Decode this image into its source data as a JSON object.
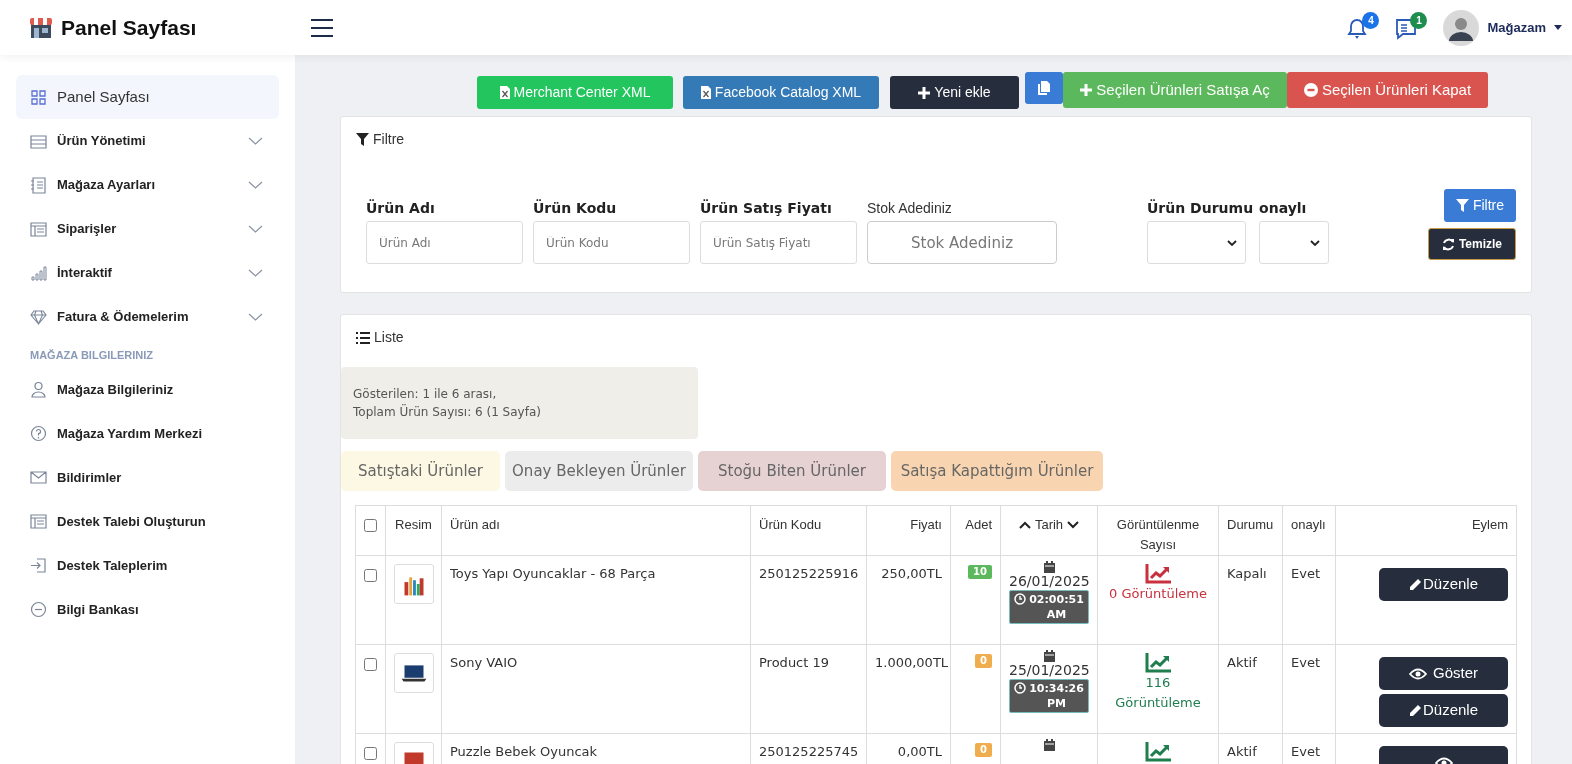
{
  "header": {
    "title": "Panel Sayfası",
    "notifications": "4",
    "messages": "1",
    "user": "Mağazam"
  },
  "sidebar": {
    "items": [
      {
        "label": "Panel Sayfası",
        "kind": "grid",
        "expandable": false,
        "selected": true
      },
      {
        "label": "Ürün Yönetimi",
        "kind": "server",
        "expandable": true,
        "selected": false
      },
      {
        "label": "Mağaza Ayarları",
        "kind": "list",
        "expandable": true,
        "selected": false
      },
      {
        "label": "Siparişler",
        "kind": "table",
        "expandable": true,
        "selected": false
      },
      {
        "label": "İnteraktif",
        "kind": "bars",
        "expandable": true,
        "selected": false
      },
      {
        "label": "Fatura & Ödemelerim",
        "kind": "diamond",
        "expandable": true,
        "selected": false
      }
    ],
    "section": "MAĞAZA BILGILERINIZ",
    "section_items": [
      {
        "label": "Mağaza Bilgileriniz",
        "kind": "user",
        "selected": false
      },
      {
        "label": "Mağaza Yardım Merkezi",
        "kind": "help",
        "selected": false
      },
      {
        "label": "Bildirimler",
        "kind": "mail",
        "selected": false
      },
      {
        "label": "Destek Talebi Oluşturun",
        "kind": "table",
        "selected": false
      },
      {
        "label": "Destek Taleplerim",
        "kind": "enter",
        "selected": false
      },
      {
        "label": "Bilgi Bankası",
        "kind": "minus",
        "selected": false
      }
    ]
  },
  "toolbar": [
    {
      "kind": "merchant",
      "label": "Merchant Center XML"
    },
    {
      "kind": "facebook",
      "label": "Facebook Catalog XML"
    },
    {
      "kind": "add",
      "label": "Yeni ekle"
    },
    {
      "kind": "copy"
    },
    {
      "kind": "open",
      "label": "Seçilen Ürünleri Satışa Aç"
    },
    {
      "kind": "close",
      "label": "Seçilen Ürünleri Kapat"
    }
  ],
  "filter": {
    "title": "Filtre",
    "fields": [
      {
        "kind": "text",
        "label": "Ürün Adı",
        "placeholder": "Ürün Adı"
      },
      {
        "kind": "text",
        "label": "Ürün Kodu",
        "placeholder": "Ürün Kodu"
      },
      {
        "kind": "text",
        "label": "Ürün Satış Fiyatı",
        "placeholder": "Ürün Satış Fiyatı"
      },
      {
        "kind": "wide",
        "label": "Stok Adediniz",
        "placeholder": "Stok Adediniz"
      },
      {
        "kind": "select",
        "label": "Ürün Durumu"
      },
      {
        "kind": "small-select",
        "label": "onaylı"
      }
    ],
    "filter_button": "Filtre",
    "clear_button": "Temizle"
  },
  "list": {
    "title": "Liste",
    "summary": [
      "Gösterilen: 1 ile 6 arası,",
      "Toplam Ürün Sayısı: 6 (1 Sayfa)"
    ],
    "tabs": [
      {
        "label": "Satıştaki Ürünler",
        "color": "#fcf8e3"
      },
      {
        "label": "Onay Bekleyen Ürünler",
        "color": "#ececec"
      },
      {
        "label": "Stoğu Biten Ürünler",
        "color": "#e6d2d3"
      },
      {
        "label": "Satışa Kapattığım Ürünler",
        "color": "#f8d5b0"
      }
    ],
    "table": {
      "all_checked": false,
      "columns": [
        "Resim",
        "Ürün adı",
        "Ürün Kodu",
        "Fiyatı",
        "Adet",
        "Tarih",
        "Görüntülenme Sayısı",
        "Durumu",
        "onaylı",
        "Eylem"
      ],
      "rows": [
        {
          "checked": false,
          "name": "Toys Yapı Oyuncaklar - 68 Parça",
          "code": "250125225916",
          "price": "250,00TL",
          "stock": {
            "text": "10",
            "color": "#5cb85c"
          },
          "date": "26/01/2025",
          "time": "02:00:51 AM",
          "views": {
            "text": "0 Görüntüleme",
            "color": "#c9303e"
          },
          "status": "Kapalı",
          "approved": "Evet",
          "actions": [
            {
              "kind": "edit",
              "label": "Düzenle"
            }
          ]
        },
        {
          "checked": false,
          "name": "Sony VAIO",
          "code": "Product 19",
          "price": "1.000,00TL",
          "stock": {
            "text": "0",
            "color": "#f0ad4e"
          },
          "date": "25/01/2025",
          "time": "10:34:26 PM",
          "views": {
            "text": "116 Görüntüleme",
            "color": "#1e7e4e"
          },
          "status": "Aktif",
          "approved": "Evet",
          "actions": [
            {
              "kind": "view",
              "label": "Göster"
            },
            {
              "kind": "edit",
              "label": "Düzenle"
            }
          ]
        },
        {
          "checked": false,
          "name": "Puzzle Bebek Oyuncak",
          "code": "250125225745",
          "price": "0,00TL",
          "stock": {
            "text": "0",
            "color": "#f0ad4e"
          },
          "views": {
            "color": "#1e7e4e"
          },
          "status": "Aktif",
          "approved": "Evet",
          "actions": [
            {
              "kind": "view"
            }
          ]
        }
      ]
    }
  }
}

· · ·

Short problem » Transcribe the full listing above exactly, with the images removed.

Solution to this exercise »
Decode this image into its source data as a JSON object.
{
  "header": {
    "title": "Panel Sayfası",
    "notifications": "4",
    "messages": "1",
    "user": "Mağazam"
  },
  "sidebar": {
    "items": [
      {
        "label": "Panel Sayfası",
        "kind": "grid",
        "expandable": false,
        "selected": true
      },
      {
        "label": "Ürün Yönetimi",
        "kind": "server",
        "expandable": true,
        "selected": false
      },
      {
        "label": "Mağaza Ayarları",
        "kind": "list",
        "expandable": true,
        "selected": false
      },
      {
        "label": "Siparişler",
        "kind": "table",
        "expandable": true,
        "selected": false
      },
      {
        "label": "İnteraktif",
        "kind": "bars",
        "expandable": true,
        "selected": false
      },
      {
        "label": "Fatura & Ödemelerim",
        "kind": "diamond",
        "expandable": true,
        "selected": false
      }
    ],
    "section": "MAĞAZA BILGILERINIZ",
    "section_items": [
      {
        "label": "Mağaza Bilgileriniz",
        "kind": "user",
        "selected": false
      },
      {
        "label": "Mağaza Yardım Merkezi",
        "kind": "help",
        "selected": false
      },
      {
        "label": "Bildirimler",
        "kind": "mail",
        "selected": false
      },
      {
        "label": "Destek Talebi Oluşturun",
        "kind": "table",
        "selected": false
      },
      {
        "label": "Destek Taleplerim",
        "kind": "enter",
        "selected": false
      },
      {
        "label": "Bilgi Bankası",
        "kind": "minus",
        "selected": false
      }
    ]
  },
  "toolbar": [
    {
      "kind": "merchant",
      "label": "Merchant Center XML"
    },
    {
      "kind": "facebook",
      "label": "Facebook Catalog XML"
    },
    {
      "kind": "add",
      "label": "Yeni ekle"
    },
    {
      "kind": "copy"
    },
    {
      "kind": "open",
      "label": "Seçilen Ürünleri Satışa Aç"
    },
    {
      "kind": "close",
      "label": "Seçilen Ürünleri Kapat"
    }
  ],
  "filter": {
    "title": "Filtre",
    "fields": [
      {
        "kind": "text",
        "label": "Ürün Adı",
        "placeholder": "Ürün Adı"
      },
      {
        "kind": "text",
        "label": "Ürün Kodu",
        "placeholder": "Ürün Kodu"
      },
      {
        "kind": "text",
        "label": "Ürün Satış Fiyatı",
        "placeholder": "Ürün Satış Fiyatı"
      },
      {
        "kind": "wide",
        "label": "Stok Adediniz",
        "placeholder": "Stok Adediniz"
      },
      {
        "kind": "select",
        "label": "Ürün Durumu"
      },
      {
        "kind": "small-select",
        "label": "onaylı"
      }
    ],
    "filter_button": "Filtre",
    "clear_button": "Temizle"
  },
  "list": {
    "title": "Liste",
    "summary": [
      "Gösterilen: 1 ile 6 arası,",
      "Toplam Ürün Sayısı: 6 (1 Sayfa)"
    ],
    "tabs": [
      {
        "label": "Satıştaki Ürünler",
        "color": "#fcf8e3"
      },
      {
        "label": "Onay Bekleyen Ürünler",
        "color": "#ececec"
      },
      {
        "label": "Stoğu Biten Ürünler",
        "color": "#e6d2d3"
      },
      {
        "label": "Satışa Kapattığım Ürünler",
        "color": "#f8d5b0"
      }
    ],
    "table": {
      "all_checked": false,
      "columns": [
        "Resim",
        "Ürün adı",
        "Ürün Kodu",
        "Fiyatı",
        "Adet",
        "Tarih",
        "Görüntülenme Sayısı",
        "Durumu",
        "onaylı",
        "Eylem"
      ],
      "rows": [
        {
          "checked": false,
          "name": "Toys Yapı Oyuncaklar - 68 Parça",
          "code": "250125225916",
          "price": "250,00TL",
          "stock": {
            "text": "10",
            "color": "#5cb85c"
          },
          "date": "26/01/2025",
          "time": "02:00:51 AM",
          "views": {
            "text": "0 Görüntüleme",
            "color": "#c9303e"
          },
          "status": "Kapalı",
          "approved": "Evet",
          "actions": [
            {
              "kind": "edit",
              "label": "Düzenle"
            }
          ]
        },
        {
          "checked": false,
          "name": "Sony VAIO",
          "code": "Product 19",
          "price": "1.000,00TL",
          "stock": {
            "text": "0",
            "color": "#f0ad4e"
          },
          "date": "25/01/2025",
          "time": "10:34:26 PM",
          "views": {
            "text": "116 Görüntüleme",
            "color": "#1e7e4e"
          },
          "status": "Aktif",
          "approved": "Evet",
          "actions": [
            {
              "kind": "view",
              "label": "Göster"
            },
            {
              "kind": "edit",
              "label": "Düzenle"
            }
          ]
        },
        {
          "checked": false,
          "name": "Puzzle Bebek Oyuncak",
          "code": "250125225745",
          "price": "0,00TL",
          "stock": {
            "text": "0",
            "color": "#f0ad4e"
          },
          "views": {
            "color": "#1e7e4e"
          },
          "status": "Aktif",
          "approved": "Evet",
          "actions": [
            {
              "kind": "view"
            }
          ]
        }
      ]
    }
  }
}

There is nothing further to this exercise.